- [PROBLEM]:
Copy every line, leaving nothing out and adding nothing.

Recorded data:
____________

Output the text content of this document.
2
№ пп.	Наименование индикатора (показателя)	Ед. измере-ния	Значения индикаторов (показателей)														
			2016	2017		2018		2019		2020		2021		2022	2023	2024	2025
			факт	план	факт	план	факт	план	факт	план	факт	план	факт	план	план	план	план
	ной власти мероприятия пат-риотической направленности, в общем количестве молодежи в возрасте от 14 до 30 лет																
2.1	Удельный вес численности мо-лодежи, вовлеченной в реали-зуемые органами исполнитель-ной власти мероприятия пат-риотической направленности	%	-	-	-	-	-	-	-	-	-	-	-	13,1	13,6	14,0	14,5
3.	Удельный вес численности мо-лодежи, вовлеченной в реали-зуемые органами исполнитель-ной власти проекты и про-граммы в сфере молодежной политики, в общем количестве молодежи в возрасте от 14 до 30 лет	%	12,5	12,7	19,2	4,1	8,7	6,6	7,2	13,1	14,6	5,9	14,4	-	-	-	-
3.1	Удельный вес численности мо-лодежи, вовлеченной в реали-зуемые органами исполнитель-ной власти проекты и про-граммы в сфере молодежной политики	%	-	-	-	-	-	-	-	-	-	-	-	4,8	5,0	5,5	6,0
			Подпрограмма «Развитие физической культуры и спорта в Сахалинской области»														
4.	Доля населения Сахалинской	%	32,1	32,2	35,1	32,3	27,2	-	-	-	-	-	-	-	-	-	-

____________

- [REPLY]:
Output the text content of this document.
2
№ пп.	Наименование индикатора (показателя)	Ед. измере-ния	Значения индикаторов (показателей)														
			2016	2017		2018		2019		2020		2021		2022	2023	2024	2025
			факт	план	факт	план	факт	план	факт	план	факт	план	факт	план	план	план	план
	ной власти мероприятия пат-риотической направленности, в общем количестве молодежи в возрасте от 14 до 30 лет																
2.1	Удельный вес численности мо-лодежи, вовлеченной в реали-зуемые органами исполнитель-ной власти мероприятия пат-риотической направленности	%	-	-	-	-	-	-	-	-	-	-	-	13,1	13,6	14,0	14,5
3.	Удельный вес численности мо-лодежи, вовлеченной в реали-зуемые органами исполнитель-ной власти проекты и про-граммы в сфере молодежной политики, в общем количестве молодежи в возрасте от 14 до 30 лет	%	12,5	12,7	19,2	4,1	8,7	6,6	7,2	13,1	14,6	5,9	14,4	-	-	-	-
3.1	Удельный вес численности мо-лодежи, вовлеченной в реали-зуемые органами исполнитель-ной власти проекты и про-граммы в сфере молодежной политики	%	-	-	-	-	-	-	-	-	-	-	-	4,8	5,0	5,5	6,0
			Подпрограмма «Развитие физической культуры и спорта в Сахалинской области»														
4.	Доля населения Сахалинской	%	32,1	32,2	35,1	32,3	27,2	-	-	-	-	-	-	-	-	-	-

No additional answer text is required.